▶ [Written problem]:
Check each line of the records below for the word "crumb" and copy those where it appears.

▶ [Records provided]:

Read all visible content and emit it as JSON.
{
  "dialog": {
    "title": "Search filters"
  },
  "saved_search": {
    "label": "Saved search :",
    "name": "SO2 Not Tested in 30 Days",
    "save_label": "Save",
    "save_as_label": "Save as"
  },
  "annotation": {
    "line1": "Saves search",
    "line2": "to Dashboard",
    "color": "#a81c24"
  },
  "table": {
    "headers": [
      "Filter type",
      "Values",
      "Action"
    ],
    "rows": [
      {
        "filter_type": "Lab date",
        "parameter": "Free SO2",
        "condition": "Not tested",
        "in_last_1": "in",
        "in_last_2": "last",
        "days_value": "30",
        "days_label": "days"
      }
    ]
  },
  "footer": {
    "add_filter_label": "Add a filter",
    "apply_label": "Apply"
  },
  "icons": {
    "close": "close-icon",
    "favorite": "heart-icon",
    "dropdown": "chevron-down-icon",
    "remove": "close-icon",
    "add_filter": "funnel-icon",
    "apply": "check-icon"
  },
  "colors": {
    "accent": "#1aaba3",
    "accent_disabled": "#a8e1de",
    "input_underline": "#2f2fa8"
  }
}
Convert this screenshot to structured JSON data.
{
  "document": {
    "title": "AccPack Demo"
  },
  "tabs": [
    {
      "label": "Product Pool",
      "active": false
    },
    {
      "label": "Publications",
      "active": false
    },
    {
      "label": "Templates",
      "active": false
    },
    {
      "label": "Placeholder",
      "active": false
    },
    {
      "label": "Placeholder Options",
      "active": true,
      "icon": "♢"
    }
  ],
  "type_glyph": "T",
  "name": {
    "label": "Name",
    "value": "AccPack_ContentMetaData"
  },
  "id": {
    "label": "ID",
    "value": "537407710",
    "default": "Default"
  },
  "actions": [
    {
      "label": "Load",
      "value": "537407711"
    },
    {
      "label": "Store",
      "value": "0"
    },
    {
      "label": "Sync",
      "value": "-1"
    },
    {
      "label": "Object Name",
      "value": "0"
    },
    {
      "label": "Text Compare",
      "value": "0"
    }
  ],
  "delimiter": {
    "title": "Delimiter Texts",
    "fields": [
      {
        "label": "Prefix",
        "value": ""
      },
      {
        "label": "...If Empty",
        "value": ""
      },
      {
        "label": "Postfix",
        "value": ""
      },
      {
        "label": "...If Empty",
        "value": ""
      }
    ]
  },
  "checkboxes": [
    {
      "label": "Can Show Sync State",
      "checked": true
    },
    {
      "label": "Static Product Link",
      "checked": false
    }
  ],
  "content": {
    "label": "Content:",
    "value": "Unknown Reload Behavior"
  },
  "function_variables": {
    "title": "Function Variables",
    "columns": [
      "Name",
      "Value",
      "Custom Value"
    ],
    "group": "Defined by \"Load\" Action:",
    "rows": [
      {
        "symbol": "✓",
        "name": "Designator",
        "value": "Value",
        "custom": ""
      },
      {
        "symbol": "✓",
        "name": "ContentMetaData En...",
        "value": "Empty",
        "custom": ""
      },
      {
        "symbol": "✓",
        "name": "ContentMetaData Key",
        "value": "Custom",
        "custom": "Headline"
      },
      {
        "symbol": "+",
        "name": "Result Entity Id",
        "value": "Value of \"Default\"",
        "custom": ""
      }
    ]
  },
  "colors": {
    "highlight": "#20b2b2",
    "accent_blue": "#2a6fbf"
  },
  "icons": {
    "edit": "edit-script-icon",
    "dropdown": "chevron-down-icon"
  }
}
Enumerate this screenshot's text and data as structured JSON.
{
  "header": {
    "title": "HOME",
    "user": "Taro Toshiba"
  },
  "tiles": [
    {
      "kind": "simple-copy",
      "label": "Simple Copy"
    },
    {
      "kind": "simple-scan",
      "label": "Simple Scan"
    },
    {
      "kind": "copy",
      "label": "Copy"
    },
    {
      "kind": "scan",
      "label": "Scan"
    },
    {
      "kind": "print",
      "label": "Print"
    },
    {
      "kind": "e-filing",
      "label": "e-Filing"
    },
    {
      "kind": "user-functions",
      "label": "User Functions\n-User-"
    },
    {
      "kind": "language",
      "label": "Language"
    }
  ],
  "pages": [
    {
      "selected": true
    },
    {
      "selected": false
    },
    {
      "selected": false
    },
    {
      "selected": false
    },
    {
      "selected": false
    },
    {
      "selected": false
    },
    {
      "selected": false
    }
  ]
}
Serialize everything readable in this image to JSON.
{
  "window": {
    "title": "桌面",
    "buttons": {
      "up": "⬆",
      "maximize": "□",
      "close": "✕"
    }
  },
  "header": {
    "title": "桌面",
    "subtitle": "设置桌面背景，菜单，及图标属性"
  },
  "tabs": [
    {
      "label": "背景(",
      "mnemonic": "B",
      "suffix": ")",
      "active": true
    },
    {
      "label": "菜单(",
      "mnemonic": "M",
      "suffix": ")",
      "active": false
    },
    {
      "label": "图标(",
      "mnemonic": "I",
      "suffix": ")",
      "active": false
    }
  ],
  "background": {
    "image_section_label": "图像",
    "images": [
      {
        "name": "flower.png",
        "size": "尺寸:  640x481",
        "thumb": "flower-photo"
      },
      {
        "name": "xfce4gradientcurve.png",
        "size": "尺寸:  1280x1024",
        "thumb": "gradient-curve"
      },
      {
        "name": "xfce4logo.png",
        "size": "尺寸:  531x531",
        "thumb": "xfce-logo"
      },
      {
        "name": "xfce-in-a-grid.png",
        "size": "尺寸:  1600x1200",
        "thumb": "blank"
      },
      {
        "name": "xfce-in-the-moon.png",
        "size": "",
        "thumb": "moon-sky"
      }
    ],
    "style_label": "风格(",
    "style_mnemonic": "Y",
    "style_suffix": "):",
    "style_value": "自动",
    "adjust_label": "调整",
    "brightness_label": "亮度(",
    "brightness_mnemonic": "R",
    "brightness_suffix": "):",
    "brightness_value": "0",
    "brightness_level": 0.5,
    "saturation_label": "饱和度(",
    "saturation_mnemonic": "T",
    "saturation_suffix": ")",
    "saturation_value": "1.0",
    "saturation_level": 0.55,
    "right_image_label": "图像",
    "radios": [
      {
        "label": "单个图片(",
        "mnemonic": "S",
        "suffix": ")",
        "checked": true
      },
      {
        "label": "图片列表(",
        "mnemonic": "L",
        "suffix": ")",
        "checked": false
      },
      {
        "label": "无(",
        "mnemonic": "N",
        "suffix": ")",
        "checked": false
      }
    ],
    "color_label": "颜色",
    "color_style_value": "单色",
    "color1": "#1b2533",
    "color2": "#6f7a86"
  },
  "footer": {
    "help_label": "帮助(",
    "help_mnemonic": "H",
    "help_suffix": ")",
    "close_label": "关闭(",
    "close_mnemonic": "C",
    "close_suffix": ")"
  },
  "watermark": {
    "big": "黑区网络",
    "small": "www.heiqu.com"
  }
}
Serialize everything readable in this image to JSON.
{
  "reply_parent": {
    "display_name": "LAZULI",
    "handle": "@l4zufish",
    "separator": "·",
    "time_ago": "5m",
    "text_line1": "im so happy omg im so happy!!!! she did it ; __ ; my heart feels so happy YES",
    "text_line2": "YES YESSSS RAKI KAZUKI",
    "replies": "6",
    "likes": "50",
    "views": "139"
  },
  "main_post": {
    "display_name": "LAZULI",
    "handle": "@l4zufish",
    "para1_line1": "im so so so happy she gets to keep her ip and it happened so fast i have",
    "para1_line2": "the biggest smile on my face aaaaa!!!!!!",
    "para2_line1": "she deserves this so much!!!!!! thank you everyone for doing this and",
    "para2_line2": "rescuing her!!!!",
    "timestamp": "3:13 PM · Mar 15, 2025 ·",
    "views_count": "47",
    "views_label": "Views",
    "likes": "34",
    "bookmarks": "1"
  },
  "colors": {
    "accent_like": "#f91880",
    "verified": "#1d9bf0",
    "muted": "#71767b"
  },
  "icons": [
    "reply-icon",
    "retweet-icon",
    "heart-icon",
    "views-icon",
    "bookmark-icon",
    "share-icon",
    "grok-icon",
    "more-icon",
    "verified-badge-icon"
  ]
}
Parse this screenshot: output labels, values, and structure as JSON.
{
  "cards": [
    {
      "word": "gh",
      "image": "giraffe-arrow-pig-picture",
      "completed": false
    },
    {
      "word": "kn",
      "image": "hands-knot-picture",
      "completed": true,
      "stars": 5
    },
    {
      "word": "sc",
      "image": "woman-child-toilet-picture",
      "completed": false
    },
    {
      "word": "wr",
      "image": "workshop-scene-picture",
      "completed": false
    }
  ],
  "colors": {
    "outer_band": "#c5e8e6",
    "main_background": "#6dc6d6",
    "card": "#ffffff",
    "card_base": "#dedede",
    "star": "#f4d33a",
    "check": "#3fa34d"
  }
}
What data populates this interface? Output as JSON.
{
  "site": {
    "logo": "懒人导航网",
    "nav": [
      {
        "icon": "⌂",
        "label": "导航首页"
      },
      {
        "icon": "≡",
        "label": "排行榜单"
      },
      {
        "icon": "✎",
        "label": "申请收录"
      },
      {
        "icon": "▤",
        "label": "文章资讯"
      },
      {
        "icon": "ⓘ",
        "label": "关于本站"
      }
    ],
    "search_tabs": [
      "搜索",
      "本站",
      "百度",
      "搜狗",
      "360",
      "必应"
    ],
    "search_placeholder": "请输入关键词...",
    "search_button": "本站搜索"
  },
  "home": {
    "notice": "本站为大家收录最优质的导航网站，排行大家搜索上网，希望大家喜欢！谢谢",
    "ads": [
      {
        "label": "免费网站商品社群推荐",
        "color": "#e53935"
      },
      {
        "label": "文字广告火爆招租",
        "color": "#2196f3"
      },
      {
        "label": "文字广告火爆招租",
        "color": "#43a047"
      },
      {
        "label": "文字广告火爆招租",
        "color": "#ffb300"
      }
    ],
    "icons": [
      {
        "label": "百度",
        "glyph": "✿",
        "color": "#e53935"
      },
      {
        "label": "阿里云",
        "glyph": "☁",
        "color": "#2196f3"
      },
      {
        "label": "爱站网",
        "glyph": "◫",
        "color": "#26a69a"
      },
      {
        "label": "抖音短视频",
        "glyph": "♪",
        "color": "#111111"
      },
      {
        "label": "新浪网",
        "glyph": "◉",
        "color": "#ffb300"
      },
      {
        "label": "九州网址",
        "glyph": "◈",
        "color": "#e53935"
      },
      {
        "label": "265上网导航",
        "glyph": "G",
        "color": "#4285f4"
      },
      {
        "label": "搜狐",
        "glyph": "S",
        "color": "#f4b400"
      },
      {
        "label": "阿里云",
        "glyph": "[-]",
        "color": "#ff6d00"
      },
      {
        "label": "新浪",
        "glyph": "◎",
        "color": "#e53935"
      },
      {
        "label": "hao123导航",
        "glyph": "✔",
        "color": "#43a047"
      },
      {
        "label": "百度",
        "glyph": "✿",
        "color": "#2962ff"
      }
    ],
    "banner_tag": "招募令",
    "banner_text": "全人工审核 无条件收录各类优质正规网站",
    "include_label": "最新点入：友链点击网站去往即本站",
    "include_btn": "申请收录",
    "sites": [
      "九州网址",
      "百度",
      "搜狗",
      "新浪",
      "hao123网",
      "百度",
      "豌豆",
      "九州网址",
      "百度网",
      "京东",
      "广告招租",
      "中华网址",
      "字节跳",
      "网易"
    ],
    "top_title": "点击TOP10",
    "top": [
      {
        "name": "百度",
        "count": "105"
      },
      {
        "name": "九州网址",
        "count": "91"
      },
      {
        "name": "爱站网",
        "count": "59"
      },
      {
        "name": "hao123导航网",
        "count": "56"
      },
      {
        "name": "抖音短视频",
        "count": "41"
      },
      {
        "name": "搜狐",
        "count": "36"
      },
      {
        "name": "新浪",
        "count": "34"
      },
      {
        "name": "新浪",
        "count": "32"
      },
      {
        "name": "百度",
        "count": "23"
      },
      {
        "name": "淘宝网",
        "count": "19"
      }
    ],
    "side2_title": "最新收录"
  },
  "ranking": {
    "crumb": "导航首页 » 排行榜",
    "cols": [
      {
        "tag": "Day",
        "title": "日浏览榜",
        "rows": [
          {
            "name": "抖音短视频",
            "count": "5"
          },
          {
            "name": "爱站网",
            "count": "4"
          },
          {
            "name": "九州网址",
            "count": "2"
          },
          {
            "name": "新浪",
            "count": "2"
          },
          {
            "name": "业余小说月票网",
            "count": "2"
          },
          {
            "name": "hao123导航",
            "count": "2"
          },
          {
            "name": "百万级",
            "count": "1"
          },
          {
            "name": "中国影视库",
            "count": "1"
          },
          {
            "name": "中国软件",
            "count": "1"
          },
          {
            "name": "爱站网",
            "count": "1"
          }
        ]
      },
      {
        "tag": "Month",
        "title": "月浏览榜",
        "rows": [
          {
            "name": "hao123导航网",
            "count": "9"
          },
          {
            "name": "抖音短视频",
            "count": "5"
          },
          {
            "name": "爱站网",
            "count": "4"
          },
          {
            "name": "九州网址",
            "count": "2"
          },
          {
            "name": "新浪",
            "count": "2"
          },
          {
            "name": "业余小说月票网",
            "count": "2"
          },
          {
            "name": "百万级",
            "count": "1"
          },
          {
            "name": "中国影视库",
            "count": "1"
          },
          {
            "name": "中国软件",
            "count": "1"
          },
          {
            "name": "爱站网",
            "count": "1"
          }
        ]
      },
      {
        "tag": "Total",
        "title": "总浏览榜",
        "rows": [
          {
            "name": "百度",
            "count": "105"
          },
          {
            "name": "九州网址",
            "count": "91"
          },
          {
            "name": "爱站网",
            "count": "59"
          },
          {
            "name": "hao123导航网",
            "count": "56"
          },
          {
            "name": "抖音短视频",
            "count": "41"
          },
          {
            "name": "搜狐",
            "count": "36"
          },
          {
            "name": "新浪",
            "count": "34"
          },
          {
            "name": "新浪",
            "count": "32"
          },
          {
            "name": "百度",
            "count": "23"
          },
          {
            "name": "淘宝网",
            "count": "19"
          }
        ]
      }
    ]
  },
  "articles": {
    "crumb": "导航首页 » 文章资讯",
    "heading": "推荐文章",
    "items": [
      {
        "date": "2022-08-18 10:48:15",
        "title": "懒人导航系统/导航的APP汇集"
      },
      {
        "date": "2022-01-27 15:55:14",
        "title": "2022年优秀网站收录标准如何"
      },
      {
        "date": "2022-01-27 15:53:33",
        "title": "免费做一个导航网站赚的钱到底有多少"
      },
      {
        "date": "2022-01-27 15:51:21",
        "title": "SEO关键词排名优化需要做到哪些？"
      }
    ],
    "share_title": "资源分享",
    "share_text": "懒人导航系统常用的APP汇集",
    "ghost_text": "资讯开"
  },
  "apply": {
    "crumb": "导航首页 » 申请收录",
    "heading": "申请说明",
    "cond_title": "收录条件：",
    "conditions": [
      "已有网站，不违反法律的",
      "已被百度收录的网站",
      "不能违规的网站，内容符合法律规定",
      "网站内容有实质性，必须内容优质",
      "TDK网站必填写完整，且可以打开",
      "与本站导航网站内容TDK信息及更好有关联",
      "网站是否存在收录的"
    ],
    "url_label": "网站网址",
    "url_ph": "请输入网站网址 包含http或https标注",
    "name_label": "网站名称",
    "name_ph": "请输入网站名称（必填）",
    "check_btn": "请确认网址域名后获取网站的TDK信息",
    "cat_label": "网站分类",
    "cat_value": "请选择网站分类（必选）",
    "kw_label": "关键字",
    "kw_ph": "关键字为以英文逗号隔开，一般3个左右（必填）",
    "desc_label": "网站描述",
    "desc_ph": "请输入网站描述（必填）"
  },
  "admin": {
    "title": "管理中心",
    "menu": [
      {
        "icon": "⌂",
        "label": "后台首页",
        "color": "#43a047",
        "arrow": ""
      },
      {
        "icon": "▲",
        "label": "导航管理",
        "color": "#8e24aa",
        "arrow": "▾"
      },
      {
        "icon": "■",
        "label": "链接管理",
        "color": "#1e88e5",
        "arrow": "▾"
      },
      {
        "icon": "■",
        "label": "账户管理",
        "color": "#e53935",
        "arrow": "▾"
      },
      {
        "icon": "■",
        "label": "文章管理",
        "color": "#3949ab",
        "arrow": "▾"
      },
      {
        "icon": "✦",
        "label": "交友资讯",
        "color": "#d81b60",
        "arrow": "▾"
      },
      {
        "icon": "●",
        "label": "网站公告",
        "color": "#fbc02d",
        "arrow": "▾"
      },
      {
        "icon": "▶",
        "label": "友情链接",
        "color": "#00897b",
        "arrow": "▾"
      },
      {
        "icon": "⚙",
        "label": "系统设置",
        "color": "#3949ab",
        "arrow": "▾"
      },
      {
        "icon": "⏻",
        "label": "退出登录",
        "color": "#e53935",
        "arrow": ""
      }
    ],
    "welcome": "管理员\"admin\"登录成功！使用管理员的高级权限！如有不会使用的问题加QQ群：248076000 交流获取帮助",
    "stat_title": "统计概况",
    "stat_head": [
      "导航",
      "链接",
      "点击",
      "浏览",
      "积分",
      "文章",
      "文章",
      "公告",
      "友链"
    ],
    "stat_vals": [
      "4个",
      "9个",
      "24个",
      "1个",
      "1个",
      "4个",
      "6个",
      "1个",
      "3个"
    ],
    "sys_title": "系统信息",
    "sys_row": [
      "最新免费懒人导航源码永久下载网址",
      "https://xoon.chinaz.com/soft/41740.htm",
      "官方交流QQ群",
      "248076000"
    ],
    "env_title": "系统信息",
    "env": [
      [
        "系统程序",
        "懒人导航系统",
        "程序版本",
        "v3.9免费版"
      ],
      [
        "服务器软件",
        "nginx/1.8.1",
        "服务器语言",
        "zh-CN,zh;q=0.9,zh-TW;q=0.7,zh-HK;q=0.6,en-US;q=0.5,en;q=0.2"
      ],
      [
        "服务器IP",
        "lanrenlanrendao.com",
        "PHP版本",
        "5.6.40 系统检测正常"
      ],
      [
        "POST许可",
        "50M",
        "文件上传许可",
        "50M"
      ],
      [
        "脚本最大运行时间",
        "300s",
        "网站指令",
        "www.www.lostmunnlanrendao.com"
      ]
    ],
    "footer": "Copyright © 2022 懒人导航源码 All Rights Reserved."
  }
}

▶ [Expected output]:
    "crumb": "导航首页 » 排行榜",
    "crumb": "导航首页 » 文章资讯",
    "crumb": "导航首页 » 申请收录",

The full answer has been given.